• **Required task**
Work through the data below line by line and say how many lines hold "Konfit"; give only the number.
# Working data start
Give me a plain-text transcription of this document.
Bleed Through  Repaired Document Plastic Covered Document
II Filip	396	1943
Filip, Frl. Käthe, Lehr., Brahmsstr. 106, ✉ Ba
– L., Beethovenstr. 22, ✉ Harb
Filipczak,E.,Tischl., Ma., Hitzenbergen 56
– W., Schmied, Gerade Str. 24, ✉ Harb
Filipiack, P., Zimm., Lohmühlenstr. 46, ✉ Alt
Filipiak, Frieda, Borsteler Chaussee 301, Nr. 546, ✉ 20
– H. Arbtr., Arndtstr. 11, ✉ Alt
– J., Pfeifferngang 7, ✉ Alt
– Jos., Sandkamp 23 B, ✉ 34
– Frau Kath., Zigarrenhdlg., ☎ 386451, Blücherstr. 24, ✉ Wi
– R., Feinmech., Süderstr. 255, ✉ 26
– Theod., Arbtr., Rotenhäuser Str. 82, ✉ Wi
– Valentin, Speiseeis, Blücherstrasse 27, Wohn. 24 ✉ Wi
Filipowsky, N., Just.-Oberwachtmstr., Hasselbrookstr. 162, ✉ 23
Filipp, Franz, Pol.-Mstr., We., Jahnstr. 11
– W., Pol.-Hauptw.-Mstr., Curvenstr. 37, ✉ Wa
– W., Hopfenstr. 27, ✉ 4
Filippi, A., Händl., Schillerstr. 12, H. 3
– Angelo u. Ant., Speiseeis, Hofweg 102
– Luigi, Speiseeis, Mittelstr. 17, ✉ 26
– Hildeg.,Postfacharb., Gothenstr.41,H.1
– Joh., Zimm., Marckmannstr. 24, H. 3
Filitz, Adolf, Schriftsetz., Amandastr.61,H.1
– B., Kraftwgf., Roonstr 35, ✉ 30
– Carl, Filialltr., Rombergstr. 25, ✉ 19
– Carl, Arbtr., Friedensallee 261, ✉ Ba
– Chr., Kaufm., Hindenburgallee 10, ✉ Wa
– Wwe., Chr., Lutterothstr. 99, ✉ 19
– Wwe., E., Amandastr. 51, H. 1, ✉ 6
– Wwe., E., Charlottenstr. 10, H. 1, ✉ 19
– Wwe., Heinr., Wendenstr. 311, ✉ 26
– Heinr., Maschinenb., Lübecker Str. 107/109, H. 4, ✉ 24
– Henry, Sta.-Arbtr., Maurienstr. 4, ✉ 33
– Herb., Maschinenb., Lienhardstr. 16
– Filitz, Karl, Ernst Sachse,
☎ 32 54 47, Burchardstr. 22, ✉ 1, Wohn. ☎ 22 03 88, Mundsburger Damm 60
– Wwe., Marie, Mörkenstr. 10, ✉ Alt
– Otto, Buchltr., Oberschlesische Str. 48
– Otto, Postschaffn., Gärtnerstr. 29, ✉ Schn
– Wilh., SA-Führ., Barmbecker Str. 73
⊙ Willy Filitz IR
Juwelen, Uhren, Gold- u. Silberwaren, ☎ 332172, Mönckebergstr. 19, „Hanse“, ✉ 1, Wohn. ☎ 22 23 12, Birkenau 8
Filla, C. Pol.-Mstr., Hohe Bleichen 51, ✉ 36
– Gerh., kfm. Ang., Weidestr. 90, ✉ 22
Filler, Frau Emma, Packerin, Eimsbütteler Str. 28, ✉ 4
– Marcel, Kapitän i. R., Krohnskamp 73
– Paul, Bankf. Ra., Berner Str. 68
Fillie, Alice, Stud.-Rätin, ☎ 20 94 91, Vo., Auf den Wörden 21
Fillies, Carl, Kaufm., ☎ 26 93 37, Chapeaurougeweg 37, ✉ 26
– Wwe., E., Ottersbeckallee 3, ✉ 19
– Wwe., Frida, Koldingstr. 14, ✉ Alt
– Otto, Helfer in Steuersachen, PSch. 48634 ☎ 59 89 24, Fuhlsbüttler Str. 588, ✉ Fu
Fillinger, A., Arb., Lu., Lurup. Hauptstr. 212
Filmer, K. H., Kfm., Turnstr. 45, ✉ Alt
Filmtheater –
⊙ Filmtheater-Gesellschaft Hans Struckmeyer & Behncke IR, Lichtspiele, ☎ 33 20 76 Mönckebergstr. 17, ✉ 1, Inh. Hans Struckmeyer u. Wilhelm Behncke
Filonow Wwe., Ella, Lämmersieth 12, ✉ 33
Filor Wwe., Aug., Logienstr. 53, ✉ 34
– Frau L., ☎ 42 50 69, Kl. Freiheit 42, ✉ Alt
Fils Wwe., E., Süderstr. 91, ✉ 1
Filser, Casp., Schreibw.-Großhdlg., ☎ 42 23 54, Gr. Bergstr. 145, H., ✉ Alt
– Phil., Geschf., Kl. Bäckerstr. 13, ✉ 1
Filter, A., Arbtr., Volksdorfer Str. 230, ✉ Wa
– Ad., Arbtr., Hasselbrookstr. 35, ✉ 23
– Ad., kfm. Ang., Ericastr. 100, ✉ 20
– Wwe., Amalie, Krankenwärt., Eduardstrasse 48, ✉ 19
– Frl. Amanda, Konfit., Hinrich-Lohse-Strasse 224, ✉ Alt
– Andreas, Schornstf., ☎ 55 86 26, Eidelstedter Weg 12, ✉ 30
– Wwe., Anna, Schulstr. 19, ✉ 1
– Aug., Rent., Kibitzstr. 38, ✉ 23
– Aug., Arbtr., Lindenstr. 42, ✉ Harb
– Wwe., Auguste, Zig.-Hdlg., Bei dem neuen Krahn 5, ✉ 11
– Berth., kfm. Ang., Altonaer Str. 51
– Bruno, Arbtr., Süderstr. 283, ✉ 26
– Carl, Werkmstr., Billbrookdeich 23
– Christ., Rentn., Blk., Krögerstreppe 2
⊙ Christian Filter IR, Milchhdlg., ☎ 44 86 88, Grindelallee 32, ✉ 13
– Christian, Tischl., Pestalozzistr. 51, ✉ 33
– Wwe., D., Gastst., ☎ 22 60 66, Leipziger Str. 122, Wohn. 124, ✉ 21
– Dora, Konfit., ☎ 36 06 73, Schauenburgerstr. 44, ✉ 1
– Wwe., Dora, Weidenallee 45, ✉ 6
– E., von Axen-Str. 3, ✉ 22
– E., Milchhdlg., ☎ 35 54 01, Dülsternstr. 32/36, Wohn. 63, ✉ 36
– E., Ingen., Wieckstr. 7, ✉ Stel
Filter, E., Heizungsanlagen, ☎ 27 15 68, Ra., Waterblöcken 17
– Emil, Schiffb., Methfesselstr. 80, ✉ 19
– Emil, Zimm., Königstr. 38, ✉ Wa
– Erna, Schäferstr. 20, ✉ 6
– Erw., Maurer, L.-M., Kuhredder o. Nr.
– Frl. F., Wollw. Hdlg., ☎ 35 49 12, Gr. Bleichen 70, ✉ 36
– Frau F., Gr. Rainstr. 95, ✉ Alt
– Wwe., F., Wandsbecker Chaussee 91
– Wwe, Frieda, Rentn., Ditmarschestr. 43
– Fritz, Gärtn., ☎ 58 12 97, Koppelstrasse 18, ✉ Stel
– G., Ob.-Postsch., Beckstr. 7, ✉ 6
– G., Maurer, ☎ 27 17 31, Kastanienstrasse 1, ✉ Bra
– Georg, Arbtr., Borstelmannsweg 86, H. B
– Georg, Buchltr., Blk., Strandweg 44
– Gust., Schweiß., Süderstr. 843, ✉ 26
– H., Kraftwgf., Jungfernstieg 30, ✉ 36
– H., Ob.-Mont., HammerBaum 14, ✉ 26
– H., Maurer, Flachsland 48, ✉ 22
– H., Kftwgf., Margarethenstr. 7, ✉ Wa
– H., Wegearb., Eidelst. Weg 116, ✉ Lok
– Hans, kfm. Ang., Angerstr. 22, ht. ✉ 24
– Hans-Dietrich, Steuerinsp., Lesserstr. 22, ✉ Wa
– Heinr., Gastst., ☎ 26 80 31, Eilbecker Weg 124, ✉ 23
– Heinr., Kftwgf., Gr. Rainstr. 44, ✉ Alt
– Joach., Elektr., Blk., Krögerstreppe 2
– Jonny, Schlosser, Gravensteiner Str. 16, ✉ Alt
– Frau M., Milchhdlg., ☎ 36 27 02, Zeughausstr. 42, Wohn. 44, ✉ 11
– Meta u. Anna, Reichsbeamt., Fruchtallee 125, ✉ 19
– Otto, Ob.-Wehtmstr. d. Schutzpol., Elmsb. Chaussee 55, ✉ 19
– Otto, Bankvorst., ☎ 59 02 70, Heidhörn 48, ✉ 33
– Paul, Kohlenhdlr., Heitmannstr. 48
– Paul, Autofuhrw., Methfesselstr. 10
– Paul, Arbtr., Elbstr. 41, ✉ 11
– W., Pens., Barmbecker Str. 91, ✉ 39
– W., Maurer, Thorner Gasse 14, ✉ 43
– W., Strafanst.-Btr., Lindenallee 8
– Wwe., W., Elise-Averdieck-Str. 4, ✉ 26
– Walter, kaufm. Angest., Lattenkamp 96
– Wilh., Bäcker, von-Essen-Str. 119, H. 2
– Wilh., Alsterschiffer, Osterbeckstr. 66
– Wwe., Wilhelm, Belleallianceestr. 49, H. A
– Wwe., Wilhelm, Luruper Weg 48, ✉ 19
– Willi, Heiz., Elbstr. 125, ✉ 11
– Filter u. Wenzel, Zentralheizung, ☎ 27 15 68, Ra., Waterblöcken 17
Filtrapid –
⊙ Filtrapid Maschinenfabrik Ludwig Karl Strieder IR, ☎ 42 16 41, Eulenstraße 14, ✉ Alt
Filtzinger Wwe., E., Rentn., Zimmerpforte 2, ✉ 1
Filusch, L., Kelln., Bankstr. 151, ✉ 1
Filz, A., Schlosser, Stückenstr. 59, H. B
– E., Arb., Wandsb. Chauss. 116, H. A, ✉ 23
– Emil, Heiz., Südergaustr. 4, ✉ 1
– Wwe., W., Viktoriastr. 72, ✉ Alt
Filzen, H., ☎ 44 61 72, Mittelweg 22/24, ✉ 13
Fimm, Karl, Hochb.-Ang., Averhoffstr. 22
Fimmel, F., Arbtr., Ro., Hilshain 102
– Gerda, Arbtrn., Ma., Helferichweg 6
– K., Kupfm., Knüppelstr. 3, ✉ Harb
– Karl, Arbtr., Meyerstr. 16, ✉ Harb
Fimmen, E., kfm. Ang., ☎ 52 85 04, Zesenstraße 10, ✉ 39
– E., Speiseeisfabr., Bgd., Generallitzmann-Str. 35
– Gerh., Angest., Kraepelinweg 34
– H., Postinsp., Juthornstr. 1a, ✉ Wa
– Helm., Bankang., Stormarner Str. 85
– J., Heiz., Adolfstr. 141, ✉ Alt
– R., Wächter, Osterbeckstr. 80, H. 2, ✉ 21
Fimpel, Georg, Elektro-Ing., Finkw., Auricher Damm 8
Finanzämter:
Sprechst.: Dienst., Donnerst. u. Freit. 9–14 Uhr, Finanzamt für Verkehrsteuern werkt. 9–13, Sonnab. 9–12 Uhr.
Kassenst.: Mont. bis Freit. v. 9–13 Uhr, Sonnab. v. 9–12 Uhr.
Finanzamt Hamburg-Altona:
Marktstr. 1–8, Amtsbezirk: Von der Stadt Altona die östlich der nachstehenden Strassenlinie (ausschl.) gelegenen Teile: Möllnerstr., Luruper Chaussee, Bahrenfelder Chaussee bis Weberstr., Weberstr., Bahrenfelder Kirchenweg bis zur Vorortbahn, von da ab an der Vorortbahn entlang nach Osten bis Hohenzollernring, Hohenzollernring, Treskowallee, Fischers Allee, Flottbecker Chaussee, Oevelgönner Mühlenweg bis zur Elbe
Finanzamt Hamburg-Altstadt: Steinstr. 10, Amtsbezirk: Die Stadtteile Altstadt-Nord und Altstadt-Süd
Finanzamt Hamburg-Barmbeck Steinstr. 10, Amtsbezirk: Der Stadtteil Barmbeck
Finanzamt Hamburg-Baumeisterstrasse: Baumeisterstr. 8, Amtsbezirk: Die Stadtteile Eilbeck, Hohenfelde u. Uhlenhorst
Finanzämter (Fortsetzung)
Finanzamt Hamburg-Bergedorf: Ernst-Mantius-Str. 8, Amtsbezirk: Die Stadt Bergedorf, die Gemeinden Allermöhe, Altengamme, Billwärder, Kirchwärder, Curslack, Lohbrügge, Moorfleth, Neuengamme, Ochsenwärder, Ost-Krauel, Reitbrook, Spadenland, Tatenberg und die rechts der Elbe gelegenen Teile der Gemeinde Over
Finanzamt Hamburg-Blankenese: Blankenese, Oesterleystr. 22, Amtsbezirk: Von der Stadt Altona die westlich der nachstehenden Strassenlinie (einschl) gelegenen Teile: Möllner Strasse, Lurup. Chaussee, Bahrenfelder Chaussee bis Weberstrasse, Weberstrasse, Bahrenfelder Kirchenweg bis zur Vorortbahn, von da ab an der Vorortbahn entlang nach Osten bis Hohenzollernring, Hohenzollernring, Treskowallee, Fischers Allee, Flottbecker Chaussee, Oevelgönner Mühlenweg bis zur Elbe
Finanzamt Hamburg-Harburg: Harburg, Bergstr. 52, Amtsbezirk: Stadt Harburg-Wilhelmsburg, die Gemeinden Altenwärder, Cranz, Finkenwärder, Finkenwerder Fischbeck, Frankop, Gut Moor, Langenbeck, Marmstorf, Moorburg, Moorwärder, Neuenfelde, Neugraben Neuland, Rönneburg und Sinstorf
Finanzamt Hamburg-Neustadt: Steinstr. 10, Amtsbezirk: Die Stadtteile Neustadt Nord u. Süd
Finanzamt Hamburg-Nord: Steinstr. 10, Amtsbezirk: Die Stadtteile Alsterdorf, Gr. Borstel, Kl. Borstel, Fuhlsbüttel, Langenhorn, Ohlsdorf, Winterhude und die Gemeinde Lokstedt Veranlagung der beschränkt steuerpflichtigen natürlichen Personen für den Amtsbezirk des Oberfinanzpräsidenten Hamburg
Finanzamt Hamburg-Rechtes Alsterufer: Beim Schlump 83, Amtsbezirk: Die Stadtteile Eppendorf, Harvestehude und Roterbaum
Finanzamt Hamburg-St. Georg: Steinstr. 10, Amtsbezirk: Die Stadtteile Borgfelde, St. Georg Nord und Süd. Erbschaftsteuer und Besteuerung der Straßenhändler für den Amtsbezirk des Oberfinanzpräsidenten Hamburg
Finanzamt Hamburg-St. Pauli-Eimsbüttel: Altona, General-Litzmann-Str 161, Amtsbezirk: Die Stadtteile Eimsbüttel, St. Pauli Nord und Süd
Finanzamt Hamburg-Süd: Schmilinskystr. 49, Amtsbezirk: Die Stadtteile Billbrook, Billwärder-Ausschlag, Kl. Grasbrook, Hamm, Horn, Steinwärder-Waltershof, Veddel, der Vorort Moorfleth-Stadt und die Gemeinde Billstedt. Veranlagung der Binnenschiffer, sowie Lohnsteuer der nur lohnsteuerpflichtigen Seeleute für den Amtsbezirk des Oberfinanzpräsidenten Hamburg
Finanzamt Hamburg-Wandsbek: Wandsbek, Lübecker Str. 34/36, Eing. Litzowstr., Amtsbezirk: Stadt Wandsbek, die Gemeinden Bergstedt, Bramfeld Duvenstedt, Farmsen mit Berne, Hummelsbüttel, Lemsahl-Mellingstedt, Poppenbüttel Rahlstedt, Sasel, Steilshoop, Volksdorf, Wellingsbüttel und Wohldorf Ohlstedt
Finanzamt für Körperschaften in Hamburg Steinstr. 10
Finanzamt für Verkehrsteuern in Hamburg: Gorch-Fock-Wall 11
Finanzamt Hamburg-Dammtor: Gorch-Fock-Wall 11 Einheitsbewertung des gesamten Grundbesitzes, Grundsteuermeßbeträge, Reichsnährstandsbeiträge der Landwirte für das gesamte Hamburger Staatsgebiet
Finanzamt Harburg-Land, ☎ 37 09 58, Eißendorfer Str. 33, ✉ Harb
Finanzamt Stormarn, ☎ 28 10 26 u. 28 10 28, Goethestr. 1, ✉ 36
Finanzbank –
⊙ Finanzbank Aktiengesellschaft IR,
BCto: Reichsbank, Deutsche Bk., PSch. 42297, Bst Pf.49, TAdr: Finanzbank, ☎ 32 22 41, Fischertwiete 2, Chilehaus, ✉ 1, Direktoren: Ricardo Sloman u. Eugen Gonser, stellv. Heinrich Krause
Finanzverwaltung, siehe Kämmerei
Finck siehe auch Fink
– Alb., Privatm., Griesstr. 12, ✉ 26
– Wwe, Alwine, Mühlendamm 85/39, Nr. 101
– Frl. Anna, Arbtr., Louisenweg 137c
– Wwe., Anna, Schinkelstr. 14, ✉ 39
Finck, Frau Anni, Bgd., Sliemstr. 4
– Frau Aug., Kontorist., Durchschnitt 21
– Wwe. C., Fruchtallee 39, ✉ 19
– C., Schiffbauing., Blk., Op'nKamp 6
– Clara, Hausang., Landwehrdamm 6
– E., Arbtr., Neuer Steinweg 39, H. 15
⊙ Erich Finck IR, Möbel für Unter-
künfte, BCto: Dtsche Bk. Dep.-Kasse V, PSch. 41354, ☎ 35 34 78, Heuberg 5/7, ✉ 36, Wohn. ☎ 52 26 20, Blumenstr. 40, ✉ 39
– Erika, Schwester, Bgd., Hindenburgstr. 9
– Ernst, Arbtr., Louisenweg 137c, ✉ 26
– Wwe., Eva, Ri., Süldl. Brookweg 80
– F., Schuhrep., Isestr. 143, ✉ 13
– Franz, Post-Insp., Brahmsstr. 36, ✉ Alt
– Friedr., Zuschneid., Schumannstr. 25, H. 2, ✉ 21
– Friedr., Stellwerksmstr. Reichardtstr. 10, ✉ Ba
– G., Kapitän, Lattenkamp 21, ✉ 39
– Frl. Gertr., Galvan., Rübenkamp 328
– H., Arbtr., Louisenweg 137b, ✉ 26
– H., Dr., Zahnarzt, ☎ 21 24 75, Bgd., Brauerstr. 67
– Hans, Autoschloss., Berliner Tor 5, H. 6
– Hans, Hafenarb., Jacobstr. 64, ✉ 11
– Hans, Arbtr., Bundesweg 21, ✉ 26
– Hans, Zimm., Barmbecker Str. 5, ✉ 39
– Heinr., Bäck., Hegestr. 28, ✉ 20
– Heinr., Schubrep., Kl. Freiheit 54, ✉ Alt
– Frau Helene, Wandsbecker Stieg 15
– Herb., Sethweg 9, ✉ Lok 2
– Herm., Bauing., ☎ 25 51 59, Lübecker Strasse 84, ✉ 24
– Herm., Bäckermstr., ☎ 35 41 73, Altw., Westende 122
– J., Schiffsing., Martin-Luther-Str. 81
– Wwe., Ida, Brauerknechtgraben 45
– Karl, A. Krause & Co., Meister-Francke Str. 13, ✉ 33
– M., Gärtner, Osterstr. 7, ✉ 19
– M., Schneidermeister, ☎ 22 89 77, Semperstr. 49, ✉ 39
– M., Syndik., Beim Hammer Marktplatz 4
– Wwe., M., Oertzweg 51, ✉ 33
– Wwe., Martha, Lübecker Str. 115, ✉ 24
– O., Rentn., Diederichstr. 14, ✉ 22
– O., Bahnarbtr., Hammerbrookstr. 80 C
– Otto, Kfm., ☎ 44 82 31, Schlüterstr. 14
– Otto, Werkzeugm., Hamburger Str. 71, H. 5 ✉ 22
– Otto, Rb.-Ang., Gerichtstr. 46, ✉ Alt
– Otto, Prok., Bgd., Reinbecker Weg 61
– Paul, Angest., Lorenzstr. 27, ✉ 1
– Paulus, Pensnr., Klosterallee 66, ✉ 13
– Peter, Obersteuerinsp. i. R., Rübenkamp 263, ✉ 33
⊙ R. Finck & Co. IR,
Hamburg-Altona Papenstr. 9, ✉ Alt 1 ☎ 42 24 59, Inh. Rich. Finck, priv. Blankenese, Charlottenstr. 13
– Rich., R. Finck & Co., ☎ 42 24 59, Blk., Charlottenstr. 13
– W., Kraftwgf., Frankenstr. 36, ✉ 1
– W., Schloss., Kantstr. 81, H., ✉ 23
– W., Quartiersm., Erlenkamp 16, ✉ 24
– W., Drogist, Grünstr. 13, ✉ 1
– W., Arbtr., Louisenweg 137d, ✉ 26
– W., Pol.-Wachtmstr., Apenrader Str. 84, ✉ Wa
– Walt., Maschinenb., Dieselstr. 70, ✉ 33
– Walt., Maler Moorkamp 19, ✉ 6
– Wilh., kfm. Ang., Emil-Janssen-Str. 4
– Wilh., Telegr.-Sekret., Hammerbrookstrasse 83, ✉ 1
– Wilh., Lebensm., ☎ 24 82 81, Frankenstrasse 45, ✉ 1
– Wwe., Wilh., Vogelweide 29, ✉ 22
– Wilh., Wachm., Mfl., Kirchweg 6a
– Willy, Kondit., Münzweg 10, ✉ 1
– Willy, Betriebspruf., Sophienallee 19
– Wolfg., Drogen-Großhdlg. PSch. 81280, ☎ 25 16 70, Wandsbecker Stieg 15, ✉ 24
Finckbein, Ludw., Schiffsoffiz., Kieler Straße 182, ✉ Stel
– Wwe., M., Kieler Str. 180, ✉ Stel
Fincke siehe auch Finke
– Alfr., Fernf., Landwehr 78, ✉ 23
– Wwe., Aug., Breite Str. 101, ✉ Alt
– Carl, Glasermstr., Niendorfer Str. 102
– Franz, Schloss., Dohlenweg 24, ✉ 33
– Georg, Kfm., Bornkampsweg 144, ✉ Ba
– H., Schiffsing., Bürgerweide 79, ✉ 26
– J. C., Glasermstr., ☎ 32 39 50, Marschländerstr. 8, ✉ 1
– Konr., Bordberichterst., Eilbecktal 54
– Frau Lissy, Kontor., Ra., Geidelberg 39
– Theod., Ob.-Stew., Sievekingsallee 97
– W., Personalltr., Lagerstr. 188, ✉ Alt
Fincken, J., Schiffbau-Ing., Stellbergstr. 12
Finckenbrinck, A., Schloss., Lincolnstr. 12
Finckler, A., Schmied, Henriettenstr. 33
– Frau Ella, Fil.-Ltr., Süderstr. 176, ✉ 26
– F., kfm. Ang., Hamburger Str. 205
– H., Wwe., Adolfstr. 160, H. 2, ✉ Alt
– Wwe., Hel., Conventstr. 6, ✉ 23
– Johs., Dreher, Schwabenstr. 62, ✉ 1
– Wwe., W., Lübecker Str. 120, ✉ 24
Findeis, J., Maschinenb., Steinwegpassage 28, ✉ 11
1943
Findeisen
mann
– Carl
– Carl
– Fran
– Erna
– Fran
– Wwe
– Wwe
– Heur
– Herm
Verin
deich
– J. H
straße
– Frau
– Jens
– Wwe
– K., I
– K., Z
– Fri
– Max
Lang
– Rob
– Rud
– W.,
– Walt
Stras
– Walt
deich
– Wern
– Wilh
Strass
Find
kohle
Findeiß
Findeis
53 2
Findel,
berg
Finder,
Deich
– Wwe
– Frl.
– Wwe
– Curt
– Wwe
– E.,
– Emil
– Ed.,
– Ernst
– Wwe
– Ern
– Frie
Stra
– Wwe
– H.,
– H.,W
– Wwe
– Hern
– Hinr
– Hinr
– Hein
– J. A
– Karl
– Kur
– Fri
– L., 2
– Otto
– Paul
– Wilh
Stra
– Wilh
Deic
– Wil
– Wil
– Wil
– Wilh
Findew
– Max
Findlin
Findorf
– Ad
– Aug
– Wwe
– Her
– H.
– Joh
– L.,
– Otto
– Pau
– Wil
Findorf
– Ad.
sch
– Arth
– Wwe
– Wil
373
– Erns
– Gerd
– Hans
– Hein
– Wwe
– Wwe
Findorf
# Working data end
• **Answer below**
2